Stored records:
::::::::::

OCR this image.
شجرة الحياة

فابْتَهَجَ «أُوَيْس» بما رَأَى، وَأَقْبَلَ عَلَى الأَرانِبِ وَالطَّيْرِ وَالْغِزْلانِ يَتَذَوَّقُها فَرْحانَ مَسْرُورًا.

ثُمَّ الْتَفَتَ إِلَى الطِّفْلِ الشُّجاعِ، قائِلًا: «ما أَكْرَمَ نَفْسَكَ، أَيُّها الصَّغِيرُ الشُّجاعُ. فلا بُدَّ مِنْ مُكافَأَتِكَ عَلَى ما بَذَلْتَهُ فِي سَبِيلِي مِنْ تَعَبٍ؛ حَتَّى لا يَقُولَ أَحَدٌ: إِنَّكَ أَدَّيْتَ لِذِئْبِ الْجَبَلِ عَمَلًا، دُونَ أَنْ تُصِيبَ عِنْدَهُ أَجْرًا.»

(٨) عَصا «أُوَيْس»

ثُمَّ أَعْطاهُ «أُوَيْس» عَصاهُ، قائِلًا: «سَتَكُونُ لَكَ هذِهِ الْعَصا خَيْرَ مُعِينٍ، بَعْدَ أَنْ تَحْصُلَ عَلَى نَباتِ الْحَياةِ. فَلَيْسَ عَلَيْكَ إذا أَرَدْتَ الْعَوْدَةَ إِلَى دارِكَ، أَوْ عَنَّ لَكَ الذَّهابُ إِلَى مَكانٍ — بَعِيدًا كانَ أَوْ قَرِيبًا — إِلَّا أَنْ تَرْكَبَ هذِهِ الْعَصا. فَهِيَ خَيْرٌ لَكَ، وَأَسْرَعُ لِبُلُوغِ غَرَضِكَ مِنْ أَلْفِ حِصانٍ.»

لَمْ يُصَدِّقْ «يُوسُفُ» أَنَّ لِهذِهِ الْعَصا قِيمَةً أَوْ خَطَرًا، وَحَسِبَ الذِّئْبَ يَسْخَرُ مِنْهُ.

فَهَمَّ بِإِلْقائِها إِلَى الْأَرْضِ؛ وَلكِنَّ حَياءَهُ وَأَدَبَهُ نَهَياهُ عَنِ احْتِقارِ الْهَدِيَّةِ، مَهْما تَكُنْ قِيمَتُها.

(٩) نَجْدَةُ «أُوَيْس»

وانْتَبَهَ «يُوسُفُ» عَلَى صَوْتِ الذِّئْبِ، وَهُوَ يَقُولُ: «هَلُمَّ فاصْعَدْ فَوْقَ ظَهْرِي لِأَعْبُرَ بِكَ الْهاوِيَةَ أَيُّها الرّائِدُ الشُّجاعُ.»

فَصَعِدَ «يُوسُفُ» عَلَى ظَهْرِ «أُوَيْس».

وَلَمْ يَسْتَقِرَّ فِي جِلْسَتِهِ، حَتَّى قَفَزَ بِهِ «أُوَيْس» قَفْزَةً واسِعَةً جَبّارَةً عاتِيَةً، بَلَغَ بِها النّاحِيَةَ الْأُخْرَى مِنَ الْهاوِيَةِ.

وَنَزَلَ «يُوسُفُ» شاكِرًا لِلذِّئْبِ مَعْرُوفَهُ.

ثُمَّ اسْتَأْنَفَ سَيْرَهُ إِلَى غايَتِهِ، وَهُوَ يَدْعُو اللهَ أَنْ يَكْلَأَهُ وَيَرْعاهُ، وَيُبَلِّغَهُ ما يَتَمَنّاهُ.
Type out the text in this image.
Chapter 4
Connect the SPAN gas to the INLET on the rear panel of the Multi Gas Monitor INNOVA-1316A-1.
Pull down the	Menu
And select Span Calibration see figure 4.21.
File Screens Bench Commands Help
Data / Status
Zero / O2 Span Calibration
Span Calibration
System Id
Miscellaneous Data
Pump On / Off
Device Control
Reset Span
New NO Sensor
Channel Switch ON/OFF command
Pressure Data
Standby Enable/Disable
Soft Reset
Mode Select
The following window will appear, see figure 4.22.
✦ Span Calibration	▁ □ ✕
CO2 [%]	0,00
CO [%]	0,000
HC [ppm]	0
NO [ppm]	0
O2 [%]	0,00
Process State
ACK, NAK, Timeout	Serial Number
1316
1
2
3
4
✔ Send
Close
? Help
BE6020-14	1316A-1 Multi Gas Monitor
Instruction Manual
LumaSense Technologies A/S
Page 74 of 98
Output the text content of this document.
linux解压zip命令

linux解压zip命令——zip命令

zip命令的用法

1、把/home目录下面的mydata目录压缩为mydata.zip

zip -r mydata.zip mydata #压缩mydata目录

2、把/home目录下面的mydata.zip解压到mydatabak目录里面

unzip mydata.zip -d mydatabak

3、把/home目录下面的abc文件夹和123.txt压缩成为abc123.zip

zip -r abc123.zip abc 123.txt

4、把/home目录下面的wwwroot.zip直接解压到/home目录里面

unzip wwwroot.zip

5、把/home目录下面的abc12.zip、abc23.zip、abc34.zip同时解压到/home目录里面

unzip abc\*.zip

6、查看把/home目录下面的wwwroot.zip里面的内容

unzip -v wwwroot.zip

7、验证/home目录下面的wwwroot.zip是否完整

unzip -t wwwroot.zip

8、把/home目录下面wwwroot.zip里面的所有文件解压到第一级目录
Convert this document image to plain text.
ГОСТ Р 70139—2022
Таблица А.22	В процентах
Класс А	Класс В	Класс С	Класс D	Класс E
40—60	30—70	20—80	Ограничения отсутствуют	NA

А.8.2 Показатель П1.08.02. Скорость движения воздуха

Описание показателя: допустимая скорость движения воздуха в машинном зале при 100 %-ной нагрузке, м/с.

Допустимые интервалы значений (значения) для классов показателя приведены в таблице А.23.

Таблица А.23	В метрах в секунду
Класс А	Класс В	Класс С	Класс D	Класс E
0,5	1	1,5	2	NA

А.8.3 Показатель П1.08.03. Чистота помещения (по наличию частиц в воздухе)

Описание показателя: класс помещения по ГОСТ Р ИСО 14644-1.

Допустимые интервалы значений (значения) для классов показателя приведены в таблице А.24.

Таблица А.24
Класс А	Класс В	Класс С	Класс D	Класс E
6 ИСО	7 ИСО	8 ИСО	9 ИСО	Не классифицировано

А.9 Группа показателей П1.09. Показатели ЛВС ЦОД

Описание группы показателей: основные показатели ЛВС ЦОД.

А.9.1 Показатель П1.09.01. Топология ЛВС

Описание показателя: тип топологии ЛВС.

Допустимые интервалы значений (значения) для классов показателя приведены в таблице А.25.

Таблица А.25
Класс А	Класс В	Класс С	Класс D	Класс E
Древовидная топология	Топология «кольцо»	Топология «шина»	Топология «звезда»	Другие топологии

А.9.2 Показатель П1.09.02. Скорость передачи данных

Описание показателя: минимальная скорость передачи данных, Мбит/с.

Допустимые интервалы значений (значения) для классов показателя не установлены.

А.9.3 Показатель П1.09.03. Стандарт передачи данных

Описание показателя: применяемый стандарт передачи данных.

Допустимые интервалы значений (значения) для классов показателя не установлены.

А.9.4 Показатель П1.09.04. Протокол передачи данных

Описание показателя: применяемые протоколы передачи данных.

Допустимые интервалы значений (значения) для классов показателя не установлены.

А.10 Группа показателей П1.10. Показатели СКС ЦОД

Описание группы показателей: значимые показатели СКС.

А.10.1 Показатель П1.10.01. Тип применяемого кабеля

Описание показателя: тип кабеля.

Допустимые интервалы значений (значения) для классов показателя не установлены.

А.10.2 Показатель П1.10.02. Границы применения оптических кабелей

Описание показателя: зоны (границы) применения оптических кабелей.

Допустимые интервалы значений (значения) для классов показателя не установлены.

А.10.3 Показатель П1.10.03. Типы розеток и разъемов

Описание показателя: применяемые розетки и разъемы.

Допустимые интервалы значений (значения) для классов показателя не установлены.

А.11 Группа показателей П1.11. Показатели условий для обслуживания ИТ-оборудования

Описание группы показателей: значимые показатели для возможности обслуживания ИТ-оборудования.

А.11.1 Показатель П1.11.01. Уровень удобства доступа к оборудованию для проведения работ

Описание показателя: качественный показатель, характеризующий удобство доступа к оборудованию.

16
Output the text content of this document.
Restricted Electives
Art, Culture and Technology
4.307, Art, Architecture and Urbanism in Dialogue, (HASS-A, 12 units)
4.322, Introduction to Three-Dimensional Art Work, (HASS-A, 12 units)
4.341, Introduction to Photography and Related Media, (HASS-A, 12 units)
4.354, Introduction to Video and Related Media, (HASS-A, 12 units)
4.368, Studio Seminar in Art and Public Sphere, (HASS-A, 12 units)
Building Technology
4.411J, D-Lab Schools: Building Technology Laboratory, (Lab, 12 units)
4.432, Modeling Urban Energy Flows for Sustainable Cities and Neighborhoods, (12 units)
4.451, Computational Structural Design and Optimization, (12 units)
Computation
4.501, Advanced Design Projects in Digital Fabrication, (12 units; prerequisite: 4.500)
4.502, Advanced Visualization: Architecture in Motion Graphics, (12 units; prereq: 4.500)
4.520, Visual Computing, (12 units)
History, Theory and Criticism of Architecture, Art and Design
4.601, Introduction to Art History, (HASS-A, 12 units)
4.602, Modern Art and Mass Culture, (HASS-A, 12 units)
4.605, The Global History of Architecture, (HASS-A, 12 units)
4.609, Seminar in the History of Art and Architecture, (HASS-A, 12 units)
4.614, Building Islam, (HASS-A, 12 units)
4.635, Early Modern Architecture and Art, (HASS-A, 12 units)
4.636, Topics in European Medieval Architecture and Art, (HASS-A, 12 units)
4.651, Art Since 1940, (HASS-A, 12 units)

::::::::::

Work required:
Check each line of the records for the word "figure" and extract those that contain it.

Response to this task:
And select Span Calibration see figure 4.21.
The following window will appear, see figure 4.22.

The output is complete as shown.